(Entries from a dataset)
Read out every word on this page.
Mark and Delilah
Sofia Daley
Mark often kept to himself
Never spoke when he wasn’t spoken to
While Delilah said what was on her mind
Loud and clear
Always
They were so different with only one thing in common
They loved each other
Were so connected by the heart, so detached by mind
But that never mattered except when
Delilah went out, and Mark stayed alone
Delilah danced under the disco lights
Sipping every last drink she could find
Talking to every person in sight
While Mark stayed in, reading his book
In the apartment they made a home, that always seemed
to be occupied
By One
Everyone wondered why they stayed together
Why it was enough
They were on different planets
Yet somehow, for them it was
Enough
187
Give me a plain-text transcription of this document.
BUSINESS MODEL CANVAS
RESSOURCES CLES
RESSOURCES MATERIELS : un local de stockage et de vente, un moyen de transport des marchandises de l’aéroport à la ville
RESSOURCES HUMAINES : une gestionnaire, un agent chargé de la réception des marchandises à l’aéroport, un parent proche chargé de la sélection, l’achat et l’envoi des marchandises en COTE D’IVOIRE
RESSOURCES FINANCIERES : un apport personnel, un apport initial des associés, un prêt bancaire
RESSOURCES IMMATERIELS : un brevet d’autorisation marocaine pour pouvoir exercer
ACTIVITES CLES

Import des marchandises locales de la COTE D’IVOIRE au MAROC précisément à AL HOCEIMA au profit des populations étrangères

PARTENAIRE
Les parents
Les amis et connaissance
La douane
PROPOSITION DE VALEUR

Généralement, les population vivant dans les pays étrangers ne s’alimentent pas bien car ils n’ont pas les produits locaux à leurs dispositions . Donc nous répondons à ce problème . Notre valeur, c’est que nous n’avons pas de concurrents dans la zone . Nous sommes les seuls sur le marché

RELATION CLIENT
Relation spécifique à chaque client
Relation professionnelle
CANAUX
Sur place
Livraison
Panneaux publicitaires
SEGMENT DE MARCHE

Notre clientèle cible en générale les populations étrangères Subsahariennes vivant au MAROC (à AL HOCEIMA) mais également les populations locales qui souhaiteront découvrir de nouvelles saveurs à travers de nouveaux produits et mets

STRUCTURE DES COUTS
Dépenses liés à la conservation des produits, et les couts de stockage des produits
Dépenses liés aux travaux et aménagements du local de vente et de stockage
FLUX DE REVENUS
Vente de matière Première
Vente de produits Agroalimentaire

* [What is required]
Reproduce each record shown above without altering a single word.

* [Answer to the task]
Read out every word on this page.
Mark and Delilah
Sofia Daley
Mark often kept to himself
Never spoke when he wasn’t spoken to
While Delilah said what was on her mind
Loud and clear
Always
They were so different with only one thing in common
They loved each other
Were so connected by the heart, so detached by mind
But that never mattered except when
Delilah went out, and Mark stayed alone
Delilah danced under the disco lights
Sipping every last drink she could find
Talking to every person in sight
While Mark stayed in, reading his book
In the apartment they made a home, that always seemed
to be occupied
By One
Everyone wondered why they stayed together
Why it was enough
They were on different planets
Yet somehow, for them it was
Enough
187
Give me a plain-text transcription of this document.
BUSINESS MODEL CANVAS
RESSOURCES CLES
RESSOURCES MATERIELS : un local de stockage et de vente, un moyen de transport des marchandises de l’aéroport à la ville
RESSOURCES HUMAINES : une gestionnaire, un agent chargé de la réception des marchandises à l’aéroport, un parent proche chargé de la sélection, l’achat et l’envoi des marchandises en COTE D’IVOIRE
RESSOURCES FINANCIERES : un apport personnel, un apport initial des associés, un prêt bancaire
RESSOURCES IMMATERIELS : un brevet d’autorisation marocaine pour pouvoir exercer
ACTIVITES CLES

Import des marchandises locales de la COTE D’IVOIRE au MAROC précisément à AL HOCEIMA au profit des populations étrangères

PARTENAIRE
Les parents
Les amis et connaissance
La douane
PROPOSITION DE VALEUR

Généralement, les population vivant dans les pays étrangers ne s’alimentent pas bien car ils n’ont pas les produits locaux à leurs dispositions . Donc nous répondons à ce problème . Notre valeur, c’est que nous n’avons pas de concurrents dans la zone . Nous sommes les seuls sur le marché

RELATION CLIENT
Relation spécifique à chaque client
Relation professionnelle
CANAUX
Sur place
Livraison
Panneaux publicitaires
SEGMENT DE MARCHE

Notre clientèle cible en générale les populations étrangères Subsahariennes vivant au MAROC (à AL HOCEIMA) mais également les populations locales qui souhaiteront découvrir de nouvelles saveurs à travers de nouveaux produits et mets

STRUCTURE DES COUTS
Dépenses liés à la conservation des produits, et les couts de stockage des produits
Dépenses liés aux travaux et aménagements du local de vente et de stockage
FLUX DE REVENUS
Vente de matière Première
Vente de produits Agroalimentaire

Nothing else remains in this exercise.